Set problem
Copy out all of the material, matching it word for word.

Records shown
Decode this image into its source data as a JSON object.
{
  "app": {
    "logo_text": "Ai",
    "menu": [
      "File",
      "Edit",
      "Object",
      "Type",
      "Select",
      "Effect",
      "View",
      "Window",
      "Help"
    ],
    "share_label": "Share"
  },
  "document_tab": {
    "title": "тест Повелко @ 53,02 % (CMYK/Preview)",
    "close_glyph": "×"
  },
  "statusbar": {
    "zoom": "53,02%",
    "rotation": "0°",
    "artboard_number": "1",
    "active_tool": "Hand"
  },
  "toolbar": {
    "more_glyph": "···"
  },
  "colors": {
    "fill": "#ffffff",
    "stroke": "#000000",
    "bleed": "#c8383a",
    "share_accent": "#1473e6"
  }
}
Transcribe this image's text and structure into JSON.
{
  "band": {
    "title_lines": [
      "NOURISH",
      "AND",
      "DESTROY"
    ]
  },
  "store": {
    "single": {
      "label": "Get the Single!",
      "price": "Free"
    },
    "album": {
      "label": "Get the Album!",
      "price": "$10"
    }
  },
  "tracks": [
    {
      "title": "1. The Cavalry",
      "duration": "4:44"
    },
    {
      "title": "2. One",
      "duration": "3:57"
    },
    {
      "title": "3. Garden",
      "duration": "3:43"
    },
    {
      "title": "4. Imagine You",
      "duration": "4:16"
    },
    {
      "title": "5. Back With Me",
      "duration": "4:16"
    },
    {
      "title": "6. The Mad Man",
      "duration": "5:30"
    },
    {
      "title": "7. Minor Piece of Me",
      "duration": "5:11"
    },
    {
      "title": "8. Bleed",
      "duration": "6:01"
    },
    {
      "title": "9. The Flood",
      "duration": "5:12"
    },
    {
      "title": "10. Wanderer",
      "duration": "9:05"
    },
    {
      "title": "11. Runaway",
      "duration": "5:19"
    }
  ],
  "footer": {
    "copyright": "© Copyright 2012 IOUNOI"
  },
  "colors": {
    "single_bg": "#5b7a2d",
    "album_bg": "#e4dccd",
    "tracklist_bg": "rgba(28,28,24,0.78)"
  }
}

Exercise output
Decode this image into its source data as a JSON object.
{
  "app": {
    "logo_text": "Ai",
    "menu": [
      "File",
      "Edit",
      "Object",
      "Type",
      "Select",
      "Effect",
      "View",
      "Window",
      "Help"
    ],
    "share_label": "Share"
  },
  "document_tab": {
    "title": "тест Повелко @ 53,02 % (CMYK/Preview)",
    "close_glyph": "×"
  },
  "statusbar": {
    "zoom": "53,02%",
    "rotation": "0°",
    "artboard_number": "1",
    "active_tool": "Hand"
  },
  "toolbar": {
    "more_glyph": "···"
  },
  "colors": {
    "fill": "#ffffff",
    "stroke": "#000000",
    "bleed": "#c8383a",
    "share_accent": "#1473e6"
  }
}
Transcribe this image's text and structure into JSON.
{
  "band": {
    "title_lines": [
      "NOURISH",
      "AND",
      "DESTROY"
    ]
  },
  "store": {
    "single": {
      "label": "Get the Single!",
      "price": "Free"
    },
    "album": {
      "label": "Get the Album!",
      "price": "$10"
    }
  },
  "tracks": [
    {
      "title": "1. The Cavalry",
      "duration": "4:44"
    },
    {
      "title": "2. One",
      "duration": "3:57"
    },
    {
      "title": "3. Garden",
      "duration": "3:43"
    },
    {
      "title": "4. Imagine You",
      "duration": "4:16"
    },
    {
      "title": "5. Back With Me",
      "duration": "4:16"
    },
    {
      "title": "6. The Mad Man",
      "duration": "5:30"
    },
    {
      "title": "7. Minor Piece of Me",
      "duration": "5:11"
    },
    {
      "title": "8. Bleed",
      "duration": "6:01"
    },
    {
      "title": "9. The Flood",
      "duration": "5:12"
    },
    {
      "title": "10. Wanderer",
      "duration": "9:05"
    },
    {
      "title": "11. Runaway",
      "duration": "5:19"
    }
  ],
  "footer": {
    "copyright": "© Copyright 2012 IOUNOI"
  },
  "colors": {
    "single_bg": "#5b7a2d",
    "album_bg": "#e4dccd",
    "tracklist_bg": "rgba(28,28,24,0.78)"
  }
}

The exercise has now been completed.